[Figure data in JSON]
══════════
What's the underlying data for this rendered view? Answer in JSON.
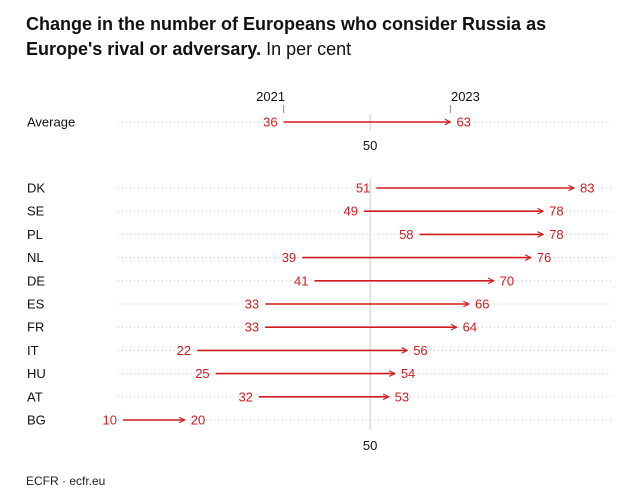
{
  "title": "Change in the number of Europeans who consider Russia as Europe's rival or adversary.",
  "subtitle": "In per cent",
  "source": "ECFR · ecfr.eu",
  "colors": {
    "accent": "#d01c1f",
    "grid": "#c9c9c9",
    "text": "#111111"
  },
  "chart_data": {
    "type": "dumbbell-arrow",
    "xlim": [
      10,
      83
    ],
    "reference_value": 50,
    "reference_label": "50",
    "legend": {
      "start": "2021",
      "end": "2023"
    },
    "average": {
      "label": "Average",
      "start": 36,
      "end": 63
    },
    "series_names": [
      "2021",
      "2023"
    ],
    "rows": [
      {
        "label": "DK",
        "start": 51,
        "end": 83
      },
      {
        "label": "SE",
        "start": 49,
        "end": 78
      },
      {
        "label": "PL",
        "start": 58,
        "end": 78
      },
      {
        "label": "NL",
        "start": 39,
        "end": 76
      },
      {
        "label": "DE",
        "start": 41,
        "end": 70
      },
      {
        "label": "ES",
        "start": 33,
        "end": 66
      },
      {
        "label": "FR",
        "start": 33,
        "end": 64
      },
      {
        "label": "IT",
        "start": 22,
        "end": 56
      },
      {
        "label": "HU",
        "start": 25,
        "end": 54
      },
      {
        "label": "AT",
        "start": 32,
        "end": 53
      },
      {
        "label": "BG",
        "start": 10,
        "end": 20
      }
    ]
  }
}
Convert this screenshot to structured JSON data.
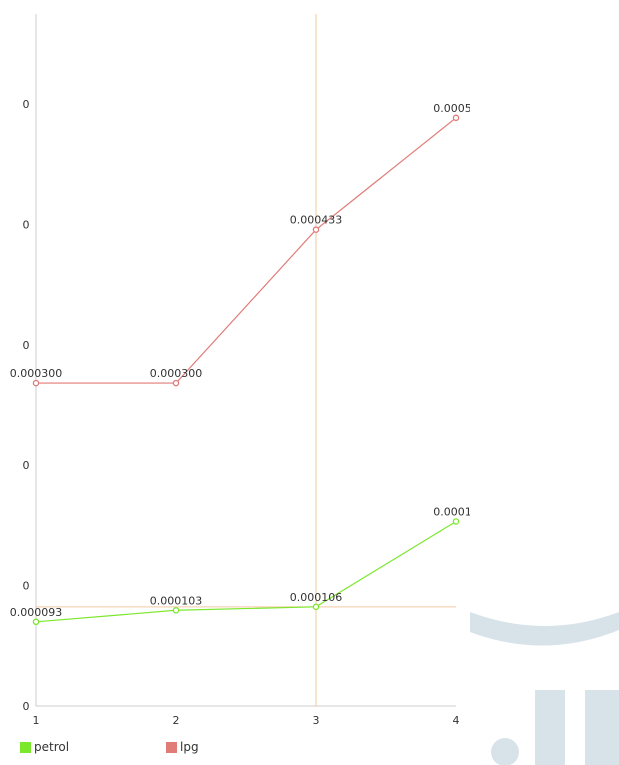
{
  "chart_data": {
    "type": "line",
    "x": [
      1,
      2,
      3,
      4
    ],
    "xticks": [
      "1",
      "2",
      "3",
      "4"
    ],
    "yticks": [
      "0",
      "0",
      "0",
      "0",
      "0",
      "0"
    ],
    "grid": false,
    "legend_position": "bottom-left",
    "crosshair": {
      "x": 3,
      "y": 0.000106
    },
    "series": [
      {
        "name": "petrol",
        "color": "#7be82c",
        "values": [
          9.3e-05,
          0.000103,
          0.000106,
          0.00018
        ],
        "labels": [
          "0.000093",
          "0.000103",
          "0.000106",
          "0.00018"
        ]
      },
      {
        "name": "lpg",
        "color": "#e07b78",
        "values": [
          0.0003,
          0.0003,
          0.000433,
          0.00053
        ],
        "labels": [
          "0.000300",
          "0.000300",
          "0.000433",
          "0.00053"
        ]
      }
    ],
    "ylim": [
      2e-05,
      0.00062
    ]
  }
}
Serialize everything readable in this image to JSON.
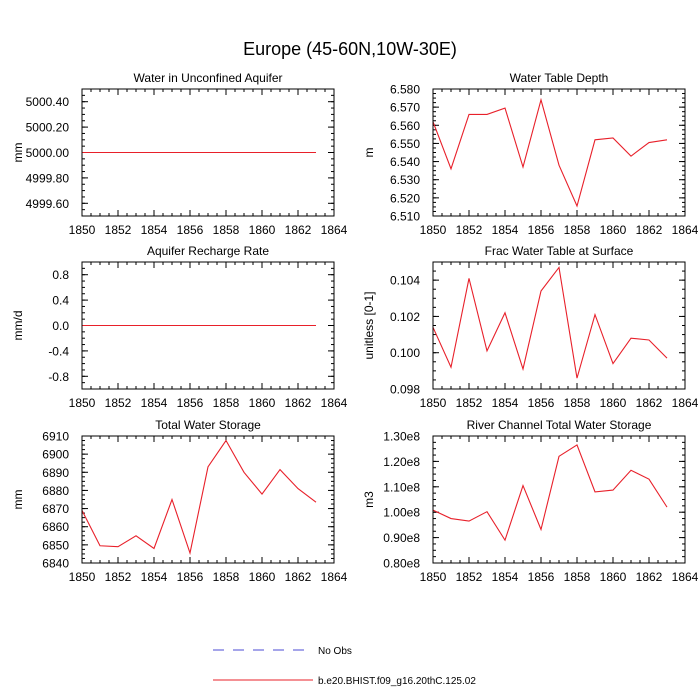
{
  "page_title": "Europe (45-60N,10W-30E)",
  "chart_data": [
    {
      "type": "line",
      "title": "Water in Unconfined Aquifer",
      "xlabel": "",
      "ylabel": "mm",
      "xlim": [
        1850,
        1864
      ],
      "ylim": [
        4999.5,
        5000.5
      ],
      "x_ticks": [
        1850,
        1852,
        1854,
        1856,
        1858,
        1860,
        1862,
        1864
      ],
      "y_ticks": [
        4999.6,
        4999.8,
        5000.0,
        5000.2,
        5000.4
      ],
      "y_tick_labels": [
        "4999.60",
        "4999.80",
        "5000.00",
        "5000.20",
        "5000.40"
      ],
      "series": [
        {
          "color": "#e8202a",
          "x": [
            1850,
            1851,
            1852,
            1853,
            1854,
            1855,
            1856,
            1857,
            1858,
            1859,
            1860,
            1861,
            1862,
            1863
          ],
          "values": [
            5000.0,
            5000.0,
            5000.0,
            5000.0,
            5000.0,
            5000.0,
            5000.0,
            5000.0,
            5000.0,
            5000.0,
            5000.0,
            5000.0,
            5000.0,
            5000.0
          ]
        }
      ]
    },
    {
      "type": "line",
      "title": "Water Table Depth",
      "xlabel": "",
      "ylabel": "m",
      "xlim": [
        1850,
        1864
      ],
      "ylim": [
        6.51,
        6.58
      ],
      "x_ticks": [
        1850,
        1852,
        1854,
        1856,
        1858,
        1860,
        1862,
        1864
      ],
      "y_ticks": [
        6.51,
        6.52,
        6.53,
        6.54,
        6.55,
        6.56,
        6.57,
        6.58
      ],
      "y_tick_labels": [
        "6.510",
        "6.520",
        "6.530",
        "6.540",
        "6.550",
        "6.560",
        "6.570",
        "6.580"
      ],
      "series": [
        {
          "color": "#e8202a",
          "x": [
            1850,
            1851,
            1852,
            1853,
            1854,
            1855,
            1856,
            1857,
            1858,
            1859,
            1860,
            1861,
            1862,
            1863
          ],
          "values": [
            6.562,
            6.536,
            6.566,
            6.566,
            6.5695,
            6.537,
            6.574,
            6.538,
            6.5155,
            6.552,
            6.553,
            6.543,
            6.5505,
            6.552
          ]
        }
      ]
    },
    {
      "type": "line",
      "title": "Aquifer Recharge Rate",
      "xlabel": "",
      "ylabel": "mm/d",
      "xlim": [
        1850,
        1864
      ],
      "ylim": [
        -1.0,
        1.0
      ],
      "x_ticks": [
        1850,
        1852,
        1854,
        1856,
        1858,
        1860,
        1862,
        1864
      ],
      "y_ticks": [
        -0.8,
        -0.4,
        0.0,
        0.4,
        0.8
      ],
      "y_tick_labels": [
        "-0.8",
        "-0.4",
        "0.0",
        "0.4",
        "0.8"
      ],
      "series": [
        {
          "color": "#e8202a",
          "x": [
            1850,
            1851,
            1852,
            1853,
            1854,
            1855,
            1856,
            1857,
            1858,
            1859,
            1860,
            1861,
            1862,
            1863
          ],
          "values": [
            0,
            0,
            0,
            0,
            0,
            0,
            0,
            0,
            0,
            0,
            0,
            0,
            0,
            0
          ]
        }
      ]
    },
    {
      "type": "line",
      "title": "Frac Water Table at Surface",
      "xlabel": "",
      "ylabel": "unitless [0-1]",
      "xlim": [
        1850,
        1864
      ],
      "ylim": [
        0.098,
        0.105
      ],
      "x_ticks": [
        1850,
        1852,
        1854,
        1856,
        1858,
        1860,
        1862,
        1864
      ],
      "y_ticks": [
        0.098,
        0.1,
        0.102,
        0.104
      ],
      "y_tick_labels": [
        "0.098",
        "0.100",
        "0.102",
        "0.104"
      ],
      "series": [
        {
          "color": "#e8202a",
          "x": [
            1850,
            1851,
            1852,
            1853,
            1854,
            1855,
            1856,
            1857,
            1858,
            1859,
            1860,
            1861,
            1862,
            1863
          ],
          "values": [
            0.1014,
            0.0992,
            0.1041,
            0.1001,
            0.1022,
            0.0991,
            0.1034,
            0.1047,
            0.0986,
            0.1021,
            0.0994,
            0.1008,
            0.1007,
            0.0997
          ]
        }
      ]
    },
    {
      "type": "line",
      "title": "Total Water Storage",
      "xlabel": "",
      "ylabel": "mm",
      "xlim": [
        1850,
        1864
      ],
      "ylim": [
        6840,
        6910
      ],
      "x_ticks": [
        1850,
        1852,
        1854,
        1856,
        1858,
        1860,
        1862,
        1864
      ],
      "y_ticks": [
        6840,
        6850,
        6860,
        6870,
        6880,
        6890,
        6900,
        6910
      ],
      "y_tick_labels": [
        "6840",
        "6850",
        "6860",
        "6870",
        "6880",
        "6890",
        "6900",
        "6910"
      ],
      "series": [
        {
          "color": "#e8202a",
          "x": [
            1850,
            1851,
            1852,
            1853,
            1854,
            1855,
            1856,
            1857,
            1858,
            1859,
            1860,
            1861,
            1862,
            1863
          ],
          "values": [
            6869,
            6849.5,
            6849,
            6855,
            6848,
            6875,
            6845.5,
            6893,
            6907.5,
            6890,
            6878,
            6891.5,
            6881,
            6873.5
          ]
        }
      ]
    },
    {
      "type": "line",
      "title": "River Channel Total Water Storage",
      "xlabel": "",
      "ylabel": "m3",
      "xlim": [
        1850,
        1864
      ],
      "ylim": [
        80000000,
        130000000
      ],
      "x_ticks": [
        1850,
        1852,
        1854,
        1856,
        1858,
        1860,
        1862,
        1864
      ],
      "y_ticks": [
        80000000,
        90000000,
        100000000,
        110000000,
        120000000,
        130000000
      ],
      "y_tick_labels": [
        "0.80e8",
        "0.90e8",
        "1.00e8",
        "1.10e8",
        "1.20e8",
        "1.30e8"
      ],
      "series": [
        {
          "color": "#e8202a",
          "x": [
            1850,
            1851,
            1852,
            1853,
            1854,
            1855,
            1856,
            1857,
            1858,
            1859,
            1860,
            1861,
            1862,
            1863
          ],
          "values": [
            100800000,
            97500000,
            96500000,
            100200000,
            89000000,
            110500000,
            93200000,
            122000000,
            126500000,
            108000000,
            108700000,
            116500000,
            113000000,
            102000000
          ]
        }
      ]
    }
  ],
  "legend": {
    "position": "bottom-center",
    "items": [
      {
        "label": "No Obs",
        "color": "#4b4bd6",
        "style": "dashed"
      },
      {
        "label": "b.e20.BHIST.f09_g16.20thC.125.02",
        "color": "#e8202a",
        "style": "solid"
      }
    ]
  }
}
══════════
To be done: Track down every line with the word "Europe" and copy it.

Result of the exercise:
  "title": "Change in the number of Europeans who consider Russia as Europe's rival or adversary.",
  "page_title": "Europe (45-60N,10W-30E)",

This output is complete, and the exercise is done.